### Task details:
List each line of the data that holds the string "CLOA".

### Records from a dataset:
— START —

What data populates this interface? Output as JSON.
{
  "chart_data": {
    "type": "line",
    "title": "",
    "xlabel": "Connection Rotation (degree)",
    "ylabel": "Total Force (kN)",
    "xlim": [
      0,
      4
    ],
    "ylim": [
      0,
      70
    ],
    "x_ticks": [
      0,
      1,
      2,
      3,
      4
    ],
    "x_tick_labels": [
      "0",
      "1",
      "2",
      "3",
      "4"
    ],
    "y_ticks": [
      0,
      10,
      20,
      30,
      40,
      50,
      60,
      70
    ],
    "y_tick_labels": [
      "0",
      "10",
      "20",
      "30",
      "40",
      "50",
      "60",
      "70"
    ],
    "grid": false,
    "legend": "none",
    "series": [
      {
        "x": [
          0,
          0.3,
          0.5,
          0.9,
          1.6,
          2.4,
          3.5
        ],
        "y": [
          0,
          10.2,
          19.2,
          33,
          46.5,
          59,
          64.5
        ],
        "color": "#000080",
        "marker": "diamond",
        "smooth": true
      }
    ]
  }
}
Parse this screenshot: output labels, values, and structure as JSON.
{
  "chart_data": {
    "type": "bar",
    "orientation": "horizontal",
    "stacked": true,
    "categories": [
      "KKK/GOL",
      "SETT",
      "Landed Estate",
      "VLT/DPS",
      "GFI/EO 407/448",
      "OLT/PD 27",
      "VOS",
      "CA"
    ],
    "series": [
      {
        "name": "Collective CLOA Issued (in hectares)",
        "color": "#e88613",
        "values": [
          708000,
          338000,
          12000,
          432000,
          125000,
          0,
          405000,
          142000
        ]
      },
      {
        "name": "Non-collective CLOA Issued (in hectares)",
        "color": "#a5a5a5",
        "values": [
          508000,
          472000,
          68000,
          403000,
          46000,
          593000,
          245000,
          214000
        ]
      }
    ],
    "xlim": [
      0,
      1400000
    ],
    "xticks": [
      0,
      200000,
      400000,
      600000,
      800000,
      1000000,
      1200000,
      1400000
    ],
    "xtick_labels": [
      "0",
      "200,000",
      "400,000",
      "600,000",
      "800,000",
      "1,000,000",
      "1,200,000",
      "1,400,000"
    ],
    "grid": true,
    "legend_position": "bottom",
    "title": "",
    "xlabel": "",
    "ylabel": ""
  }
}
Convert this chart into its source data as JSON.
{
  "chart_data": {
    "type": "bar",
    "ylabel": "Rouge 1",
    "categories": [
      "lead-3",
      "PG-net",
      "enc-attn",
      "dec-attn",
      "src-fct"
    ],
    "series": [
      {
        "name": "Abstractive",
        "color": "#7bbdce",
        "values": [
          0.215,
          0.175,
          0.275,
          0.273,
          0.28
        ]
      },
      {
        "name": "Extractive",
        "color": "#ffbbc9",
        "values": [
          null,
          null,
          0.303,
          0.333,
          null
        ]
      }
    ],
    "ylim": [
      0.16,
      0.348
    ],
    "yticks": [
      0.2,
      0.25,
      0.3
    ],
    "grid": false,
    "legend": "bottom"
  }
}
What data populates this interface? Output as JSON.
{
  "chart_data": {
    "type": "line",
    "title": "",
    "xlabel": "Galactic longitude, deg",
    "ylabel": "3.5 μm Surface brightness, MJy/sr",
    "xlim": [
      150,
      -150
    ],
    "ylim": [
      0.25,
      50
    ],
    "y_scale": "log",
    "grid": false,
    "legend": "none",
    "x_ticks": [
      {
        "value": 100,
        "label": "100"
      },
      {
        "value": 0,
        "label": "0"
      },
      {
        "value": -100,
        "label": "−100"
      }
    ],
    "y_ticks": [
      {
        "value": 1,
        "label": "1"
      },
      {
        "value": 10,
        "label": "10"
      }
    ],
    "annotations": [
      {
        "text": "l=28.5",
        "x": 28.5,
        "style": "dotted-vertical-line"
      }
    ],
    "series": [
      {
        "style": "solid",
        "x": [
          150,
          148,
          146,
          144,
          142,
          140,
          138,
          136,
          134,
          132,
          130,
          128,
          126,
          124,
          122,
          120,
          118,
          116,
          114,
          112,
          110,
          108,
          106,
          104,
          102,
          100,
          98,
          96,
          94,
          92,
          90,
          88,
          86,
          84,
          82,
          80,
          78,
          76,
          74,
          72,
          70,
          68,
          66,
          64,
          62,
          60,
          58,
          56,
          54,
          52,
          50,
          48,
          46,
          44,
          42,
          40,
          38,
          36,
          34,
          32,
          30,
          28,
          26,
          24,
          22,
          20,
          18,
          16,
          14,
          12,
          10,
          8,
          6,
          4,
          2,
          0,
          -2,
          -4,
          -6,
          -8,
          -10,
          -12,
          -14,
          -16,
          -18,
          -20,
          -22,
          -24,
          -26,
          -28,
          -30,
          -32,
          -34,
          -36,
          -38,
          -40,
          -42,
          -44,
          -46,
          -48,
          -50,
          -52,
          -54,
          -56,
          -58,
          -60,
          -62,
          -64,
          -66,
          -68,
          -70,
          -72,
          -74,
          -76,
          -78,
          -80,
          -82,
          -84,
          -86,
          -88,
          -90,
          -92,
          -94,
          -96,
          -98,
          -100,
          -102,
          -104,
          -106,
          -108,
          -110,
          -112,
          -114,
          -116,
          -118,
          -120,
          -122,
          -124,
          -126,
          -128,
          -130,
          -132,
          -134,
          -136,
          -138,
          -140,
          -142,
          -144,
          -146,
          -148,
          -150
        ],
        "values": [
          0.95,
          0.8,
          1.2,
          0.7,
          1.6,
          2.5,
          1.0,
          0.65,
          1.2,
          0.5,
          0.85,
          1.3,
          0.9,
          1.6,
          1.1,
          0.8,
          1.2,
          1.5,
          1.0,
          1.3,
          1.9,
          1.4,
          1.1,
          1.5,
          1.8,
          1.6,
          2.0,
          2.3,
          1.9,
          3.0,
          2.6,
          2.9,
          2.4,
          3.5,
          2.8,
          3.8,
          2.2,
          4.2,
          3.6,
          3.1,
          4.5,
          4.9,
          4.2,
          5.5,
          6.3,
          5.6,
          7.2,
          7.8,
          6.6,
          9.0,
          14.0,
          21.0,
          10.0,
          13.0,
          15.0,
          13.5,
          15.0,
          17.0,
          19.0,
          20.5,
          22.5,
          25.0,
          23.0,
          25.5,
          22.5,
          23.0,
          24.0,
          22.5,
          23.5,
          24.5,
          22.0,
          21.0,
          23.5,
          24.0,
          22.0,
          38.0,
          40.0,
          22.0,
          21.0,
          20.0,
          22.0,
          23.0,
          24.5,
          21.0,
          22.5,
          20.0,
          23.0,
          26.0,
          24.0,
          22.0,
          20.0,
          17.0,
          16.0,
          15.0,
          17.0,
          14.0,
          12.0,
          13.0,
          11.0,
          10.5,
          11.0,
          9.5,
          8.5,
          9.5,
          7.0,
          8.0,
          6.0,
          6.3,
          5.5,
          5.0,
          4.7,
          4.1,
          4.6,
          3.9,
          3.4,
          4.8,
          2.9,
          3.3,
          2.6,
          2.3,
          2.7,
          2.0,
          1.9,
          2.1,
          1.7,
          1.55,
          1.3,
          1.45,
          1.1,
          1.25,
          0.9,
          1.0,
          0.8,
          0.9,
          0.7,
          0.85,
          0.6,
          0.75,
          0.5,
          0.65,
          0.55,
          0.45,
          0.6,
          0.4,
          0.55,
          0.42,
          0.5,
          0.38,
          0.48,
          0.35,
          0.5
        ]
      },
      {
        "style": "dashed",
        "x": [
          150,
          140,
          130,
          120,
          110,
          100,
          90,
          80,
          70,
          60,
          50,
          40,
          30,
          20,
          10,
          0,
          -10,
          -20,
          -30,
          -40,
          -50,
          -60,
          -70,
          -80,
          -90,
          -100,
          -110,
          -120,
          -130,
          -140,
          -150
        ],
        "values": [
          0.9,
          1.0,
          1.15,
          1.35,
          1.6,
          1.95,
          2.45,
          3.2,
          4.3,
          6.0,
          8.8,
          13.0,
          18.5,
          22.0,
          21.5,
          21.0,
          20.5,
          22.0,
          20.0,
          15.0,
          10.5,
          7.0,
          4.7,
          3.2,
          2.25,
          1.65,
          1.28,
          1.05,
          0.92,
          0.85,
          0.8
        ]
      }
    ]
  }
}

— END —

### Problem solution:
        "name": "Collective CLOA Issued (in hectares)",
        "name": "Non-collective CLOA Issued (in hectares)",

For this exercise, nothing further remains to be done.